## EXERCISE BRIEF
Your task is to give the data again, exactly, with every line intact.
========
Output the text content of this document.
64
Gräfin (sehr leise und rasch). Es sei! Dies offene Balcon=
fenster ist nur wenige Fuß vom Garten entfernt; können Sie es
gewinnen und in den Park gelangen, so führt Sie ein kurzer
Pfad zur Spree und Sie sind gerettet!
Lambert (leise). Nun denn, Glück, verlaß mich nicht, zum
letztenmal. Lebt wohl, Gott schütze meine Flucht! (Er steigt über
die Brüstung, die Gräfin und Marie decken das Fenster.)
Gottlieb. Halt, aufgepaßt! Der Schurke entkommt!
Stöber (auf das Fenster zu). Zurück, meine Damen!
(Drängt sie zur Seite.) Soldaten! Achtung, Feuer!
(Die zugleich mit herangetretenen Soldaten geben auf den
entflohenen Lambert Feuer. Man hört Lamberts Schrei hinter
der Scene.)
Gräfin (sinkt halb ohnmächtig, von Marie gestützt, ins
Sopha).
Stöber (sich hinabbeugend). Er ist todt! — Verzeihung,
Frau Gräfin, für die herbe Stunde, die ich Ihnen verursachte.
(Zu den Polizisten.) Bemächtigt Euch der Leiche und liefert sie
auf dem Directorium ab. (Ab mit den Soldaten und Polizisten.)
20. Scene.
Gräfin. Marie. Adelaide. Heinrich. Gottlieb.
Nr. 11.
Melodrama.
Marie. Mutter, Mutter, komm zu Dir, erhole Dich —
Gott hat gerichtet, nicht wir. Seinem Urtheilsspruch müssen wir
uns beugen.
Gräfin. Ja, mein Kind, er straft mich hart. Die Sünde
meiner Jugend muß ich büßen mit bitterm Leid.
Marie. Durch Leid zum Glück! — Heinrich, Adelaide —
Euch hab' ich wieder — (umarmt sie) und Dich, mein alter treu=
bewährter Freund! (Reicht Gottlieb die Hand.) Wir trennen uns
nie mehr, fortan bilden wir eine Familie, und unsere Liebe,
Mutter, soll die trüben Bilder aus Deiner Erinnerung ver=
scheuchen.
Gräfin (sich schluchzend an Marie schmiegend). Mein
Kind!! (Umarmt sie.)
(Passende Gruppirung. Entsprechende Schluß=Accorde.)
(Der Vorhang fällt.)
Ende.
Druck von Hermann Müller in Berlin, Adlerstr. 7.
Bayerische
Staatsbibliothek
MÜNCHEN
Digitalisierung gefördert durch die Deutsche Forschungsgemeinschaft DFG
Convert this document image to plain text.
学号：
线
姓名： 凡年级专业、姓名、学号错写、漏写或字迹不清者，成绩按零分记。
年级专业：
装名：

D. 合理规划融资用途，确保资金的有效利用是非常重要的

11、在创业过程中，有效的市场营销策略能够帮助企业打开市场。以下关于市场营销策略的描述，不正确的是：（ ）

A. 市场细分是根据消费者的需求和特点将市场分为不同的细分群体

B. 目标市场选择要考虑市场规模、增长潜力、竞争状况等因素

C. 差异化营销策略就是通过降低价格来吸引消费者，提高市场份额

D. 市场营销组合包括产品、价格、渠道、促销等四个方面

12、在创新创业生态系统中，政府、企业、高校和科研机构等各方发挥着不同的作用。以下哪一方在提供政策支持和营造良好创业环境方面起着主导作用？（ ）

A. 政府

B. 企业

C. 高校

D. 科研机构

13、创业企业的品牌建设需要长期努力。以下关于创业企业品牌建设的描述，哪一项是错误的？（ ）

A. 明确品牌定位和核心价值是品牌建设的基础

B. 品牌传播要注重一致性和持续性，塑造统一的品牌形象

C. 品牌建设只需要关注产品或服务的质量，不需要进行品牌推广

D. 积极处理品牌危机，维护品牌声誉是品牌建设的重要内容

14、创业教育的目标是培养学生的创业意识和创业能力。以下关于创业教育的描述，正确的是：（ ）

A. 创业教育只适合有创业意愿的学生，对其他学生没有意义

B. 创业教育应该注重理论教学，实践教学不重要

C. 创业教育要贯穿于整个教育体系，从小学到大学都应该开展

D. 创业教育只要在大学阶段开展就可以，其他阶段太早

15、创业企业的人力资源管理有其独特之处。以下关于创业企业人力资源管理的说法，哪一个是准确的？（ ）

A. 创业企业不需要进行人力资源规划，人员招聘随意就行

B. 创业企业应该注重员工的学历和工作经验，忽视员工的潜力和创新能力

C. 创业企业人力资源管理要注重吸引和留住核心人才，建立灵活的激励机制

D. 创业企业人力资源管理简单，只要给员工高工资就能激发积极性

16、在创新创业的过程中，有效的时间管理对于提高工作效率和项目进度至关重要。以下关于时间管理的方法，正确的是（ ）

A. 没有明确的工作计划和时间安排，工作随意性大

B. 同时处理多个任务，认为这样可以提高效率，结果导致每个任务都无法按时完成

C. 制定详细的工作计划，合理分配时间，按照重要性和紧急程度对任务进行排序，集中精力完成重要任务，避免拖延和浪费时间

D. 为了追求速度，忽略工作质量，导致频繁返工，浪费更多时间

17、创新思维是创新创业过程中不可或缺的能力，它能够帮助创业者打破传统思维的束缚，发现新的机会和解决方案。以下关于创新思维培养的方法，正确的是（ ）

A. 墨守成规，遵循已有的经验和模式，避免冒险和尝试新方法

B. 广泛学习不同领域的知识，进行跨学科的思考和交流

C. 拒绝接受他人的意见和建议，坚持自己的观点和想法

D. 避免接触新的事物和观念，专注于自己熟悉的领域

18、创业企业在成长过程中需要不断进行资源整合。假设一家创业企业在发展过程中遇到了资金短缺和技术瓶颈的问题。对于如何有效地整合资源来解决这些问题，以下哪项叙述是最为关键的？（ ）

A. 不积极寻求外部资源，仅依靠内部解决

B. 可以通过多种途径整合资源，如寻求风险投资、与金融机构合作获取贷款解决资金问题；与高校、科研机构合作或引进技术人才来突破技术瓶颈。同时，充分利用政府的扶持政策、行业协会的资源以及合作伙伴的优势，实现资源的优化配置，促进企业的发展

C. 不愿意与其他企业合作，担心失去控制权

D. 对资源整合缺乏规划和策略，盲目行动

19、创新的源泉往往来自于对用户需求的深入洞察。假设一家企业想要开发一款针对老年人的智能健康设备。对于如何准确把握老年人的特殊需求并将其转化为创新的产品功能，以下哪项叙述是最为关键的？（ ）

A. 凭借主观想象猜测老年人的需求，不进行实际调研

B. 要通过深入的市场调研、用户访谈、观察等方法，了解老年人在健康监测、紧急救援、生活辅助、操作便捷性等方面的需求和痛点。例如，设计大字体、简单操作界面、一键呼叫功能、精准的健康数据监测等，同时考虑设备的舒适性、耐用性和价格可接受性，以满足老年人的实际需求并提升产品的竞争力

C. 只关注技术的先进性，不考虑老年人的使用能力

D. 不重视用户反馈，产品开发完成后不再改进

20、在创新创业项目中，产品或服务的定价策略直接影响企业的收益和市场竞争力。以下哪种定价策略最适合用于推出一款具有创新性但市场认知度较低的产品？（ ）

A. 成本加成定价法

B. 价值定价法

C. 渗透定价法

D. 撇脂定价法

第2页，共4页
========
## RESULT OF THE TASK
Output the text content of this document.
64
Gräfin (sehr leise und rasch). Es sei! Dies offene Balcon=
fenster ist nur wenige Fuß vom Garten entfernt; können Sie es
gewinnen und in den Park gelangen, so führt Sie ein kurzer
Pfad zur Spree und Sie sind gerettet!
Lambert (leise). Nun denn, Glück, verlaß mich nicht, zum
letztenmal. Lebt wohl, Gott schütze meine Flucht! (Er steigt über
die Brüstung, die Gräfin und Marie decken das Fenster.)
Gottlieb. Halt, aufgepaßt! Der Schurke entkommt!
Stöber (auf das Fenster zu). Zurück, meine Damen!
(Drängt sie zur Seite.) Soldaten! Achtung, Feuer!
(Die zugleich mit herangetretenen Soldaten geben auf den
entflohenen Lambert Feuer. Man hört Lamberts Schrei hinter
der Scene.)
Gräfin (sinkt halb ohnmächtig, von Marie gestützt, ins
Sopha).
Stöber (sich hinabbeugend). Er ist todt! — Verzeihung,
Frau Gräfin, für die herbe Stunde, die ich Ihnen verursachte.
(Zu den Polizisten.) Bemächtigt Euch der Leiche und liefert sie
auf dem Directorium ab. (Ab mit den Soldaten und Polizisten.)
20. Scene.
Gräfin. Marie. Adelaide. Heinrich. Gottlieb.
Nr. 11.
Melodrama.
Marie. Mutter, Mutter, komm zu Dir, erhole Dich —
Gott hat gerichtet, nicht wir. Seinem Urtheilsspruch müssen wir
uns beugen.
Gräfin. Ja, mein Kind, er straft mich hart. Die Sünde
meiner Jugend muß ich büßen mit bitterm Leid.
Marie. Durch Leid zum Glück! — Heinrich, Adelaide —
Euch hab' ich wieder — (umarmt sie) und Dich, mein alter treu=
bewährter Freund! (Reicht Gottlieb die Hand.) Wir trennen uns
nie mehr, fortan bilden wir eine Familie, und unsere Liebe,
Mutter, soll die trüben Bilder aus Deiner Erinnerung ver=
scheuchen.
Gräfin (sich schluchzend an Marie schmiegend). Mein
Kind!! (Umarmt sie.)
(Passende Gruppirung. Entsprechende Schluß=Accorde.)
(Der Vorhang fällt.)
Ende.
Druck von Hermann Müller in Berlin, Adlerstr. 7.
Bayerische
Staatsbibliothek
MÜNCHEN
Digitalisierung gefördert durch die Deutsche Forschungsgemeinschaft DFG
Convert this document image to plain text.
学号：
线
姓名： 凡年级专业、姓名、学号错写、漏写或字迹不清者，成绩按零分记。
年级专业：
装名：

D. 合理规划融资用途，确保资金的有效利用是非常重要的

11、在创业过程中，有效的市场营销策略能够帮助企业打开市场。以下关于市场营销策略的描述，不正确的是：（ ）

A. 市场细分是根据消费者的需求和特点将市场分为不同的细分群体

B. 目标市场选择要考虑市场规模、增长潜力、竞争状况等因素

C. 差异化营销策略就是通过降低价格来吸引消费者，提高市场份额

D. 市场营销组合包括产品、价格、渠道、促销等四个方面

12、在创新创业生态系统中，政府、企业、高校和科研机构等各方发挥着不同的作用。以下哪一方在提供政策支持和营造良好创业环境方面起着主导作用？（ ）

A. 政府

B. 企业

C. 高校

D. 科研机构

13、创业企业的品牌建设需要长期努力。以下关于创业企业品牌建设的描述，哪一项是错误的？（ ）

A. 明确品牌定位和核心价值是品牌建设的基础

B. 品牌传播要注重一致性和持续性，塑造统一的品牌形象

C. 品牌建设只需要关注产品或服务的质量，不需要进行品牌推广

D. 积极处理品牌危机，维护品牌声誉是品牌建设的重要内容

14、创业教育的目标是培养学生的创业意识和创业能力。以下关于创业教育的描述，正确的是：（ ）

A. 创业教育只适合有创业意愿的学生，对其他学生没有意义

B. 创业教育应该注重理论教学，实践教学不重要

C. 创业教育要贯穿于整个教育体系，从小学到大学都应该开展

D. 创业教育只要在大学阶段开展就可以，其他阶段太早

15、创业企业的人力资源管理有其独特之处。以下关于创业企业人力资源管理的说法，哪一个是准确的？（ ）

A. 创业企业不需要进行人力资源规划，人员招聘随意就行

B. 创业企业应该注重员工的学历和工作经验，忽视员工的潜力和创新能力

C. 创业企业人力资源管理要注重吸引和留住核心人才，建立灵活的激励机制

D. 创业企业人力资源管理简单，只要给员工高工资就能激发积极性

16、在创新创业的过程中，有效的时间管理对于提高工作效率和项目进度至关重要。以下关于时间管理的方法，正确的是（ ）

A. 没有明确的工作计划和时间安排，工作随意性大

B. 同时处理多个任务，认为这样可以提高效率，结果导致每个任务都无法按时完成

C. 制定详细的工作计划，合理分配时间，按照重要性和紧急程度对任务进行排序，集中精力完成重要任务，避免拖延和浪费时间

D. 为了追求速度，忽略工作质量，导致频繁返工，浪费更多时间

17、创新思维是创新创业过程中不可或缺的能力，它能够帮助创业者打破传统思维的束缚，发现新的机会和解决方案。以下关于创新思维培养的方法，正确的是（ ）

A. 墨守成规，遵循已有的经验和模式，避免冒险和尝试新方法

B. 广泛学习不同领域的知识，进行跨学科的思考和交流

C. 拒绝接受他人的意见和建议，坚持自己的观点和想法

D. 避免接触新的事物和观念，专注于自己熟悉的领域

18、创业企业在成长过程中需要不断进行资源整合。假设一家创业企业在发展过程中遇到了资金短缺和技术瓶颈的问题。对于如何有效地整合资源来解决这些问题，以下哪项叙述是最为关键的？（ ）

A. 不积极寻求外部资源，仅依靠内部解决

B. 可以通过多种途径整合资源，如寻求风险投资、与金融机构合作获取贷款解决资金问题；与高校、科研机构合作或引进技术人才来突破技术瓶颈。同时，充分利用政府的扶持政策、行业协会的资源以及合作伙伴的优势，实现资源的优化配置，促进企业的发展

C. 不愿意与其他企业合作，担心失去控制权

D. 对资源整合缺乏规划和策略，盲目行动

19、创新的源泉往往来自于对用户需求的深入洞察。假设一家企业想要开发一款针对老年人的智能健康设备。对于如何准确把握老年人的特殊需求并将其转化为创新的产品功能，以下哪项叙述是最为关键的？（ ）

A. 凭借主观想象猜测老年人的需求，不进行实际调研

B. 要通过深入的市场调研、用户访谈、观察等方法，了解老年人在健康监测、紧急救援、生活辅助、操作便捷性等方面的需求和痛点。例如，设计大字体、简单操作界面、一键呼叫功能、精准的健康数据监测等，同时考虑设备的舒适性、耐用性和价格可接受性，以满足老年人的实际需求并提升产品的竞争力

C. 只关注技术的先进性，不考虑老年人的使用能力

D. 不重视用户反馈，产品开发完成后不再改进

20、在创新创业项目中，产品或服务的定价策略直接影响企业的收益和市场竞争力。以下哪种定价策略最适合用于推出一款具有创新性但市场认知度较低的产品？（ ）

A. 成本加成定价法

B. 价值定价法

C. 渗透定价法

D. 撇脂定价法

第2页，共4页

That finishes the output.